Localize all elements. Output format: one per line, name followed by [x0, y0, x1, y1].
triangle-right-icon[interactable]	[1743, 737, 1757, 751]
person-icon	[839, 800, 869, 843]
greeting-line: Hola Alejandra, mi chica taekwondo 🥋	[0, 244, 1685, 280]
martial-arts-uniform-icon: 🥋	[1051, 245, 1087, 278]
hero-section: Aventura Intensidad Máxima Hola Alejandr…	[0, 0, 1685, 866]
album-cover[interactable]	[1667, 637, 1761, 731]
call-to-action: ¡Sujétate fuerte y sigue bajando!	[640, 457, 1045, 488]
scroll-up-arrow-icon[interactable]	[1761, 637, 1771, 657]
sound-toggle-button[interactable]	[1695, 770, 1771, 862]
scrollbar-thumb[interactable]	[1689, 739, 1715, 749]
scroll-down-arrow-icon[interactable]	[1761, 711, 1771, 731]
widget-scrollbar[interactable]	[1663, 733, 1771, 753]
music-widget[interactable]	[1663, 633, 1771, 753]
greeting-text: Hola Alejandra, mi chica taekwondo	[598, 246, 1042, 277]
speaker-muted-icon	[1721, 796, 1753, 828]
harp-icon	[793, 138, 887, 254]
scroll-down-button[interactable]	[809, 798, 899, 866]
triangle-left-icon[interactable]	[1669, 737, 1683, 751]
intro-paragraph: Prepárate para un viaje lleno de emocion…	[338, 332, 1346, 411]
■ ■ ■
| STATED TASK |
Arrange all of the lines above as a Markdown table with two columns, Row and Line. Number each row and omit any blank lines.

| TASK RESULT |
| Row | Line |
|---|---|
| 1 | Localize all elements. Output format: one per line, name followed by [x0, y0, x1, y1]. |
| 2 | triangle-right-icon[interactable]	[1743, 737, 1757, 751] |
| 3 | person-icon	[839, 800, 869, 843] |
| 4 | greeting-line: Hola Alejandra, mi chica taekwondo 🥋	[0, 244, 1685, 280] |
| 5 | martial-arts-uniform-icon: 🥋	[1051, 245, 1087, 278] |
| 6 | hero-section: Aventura Intensidad Máxima Hola Alejandr…	[0, 0, 1685, 866] |
| 7 | album-cover[interactable]	[1667, 637, 1761, 731] |
| 8 | call-to-action: ¡Sujétate fuerte y sigue bajando!	[640, 457, 1045, 488] |
| 9 | scroll-up-arrow-icon[interactable]	[1761, 637, 1771, 657] |
| 10 | sound-toggle-button[interactable]	[1695, 770, 1771, 862] |
| 11 | scrollbar-thumb[interactable]	[1689, 739, 1715, 749] |
| 12 | scroll-down-arrow-icon[interactable]	[1761, 711, 1771, 731] |
| 13 | widget-scrollbar[interactable]	[1663, 733, 1771, 753] |
| 14 | music-widget[interactable]	[1663, 633, 1771, 753] |
| 15 | greeting-text: Hola Alejandra, mi chica taekwondo	[598, 246, 1042, 277] |
| 16 | speaker-muted-icon	[1721, 796, 1753, 828] |
| 17 | harp-icon	[793, 138, 887, 254] |
| 18 | scroll-down-button[interactable]	[809, 798, 899, 866] |
| 19 | triangle-left-icon[interactable]	[1669, 737, 1683, 751] |
| 20 | intro-paragraph: Prepárate para un viaje lleno de emocion…	[338, 332, 1346, 411] |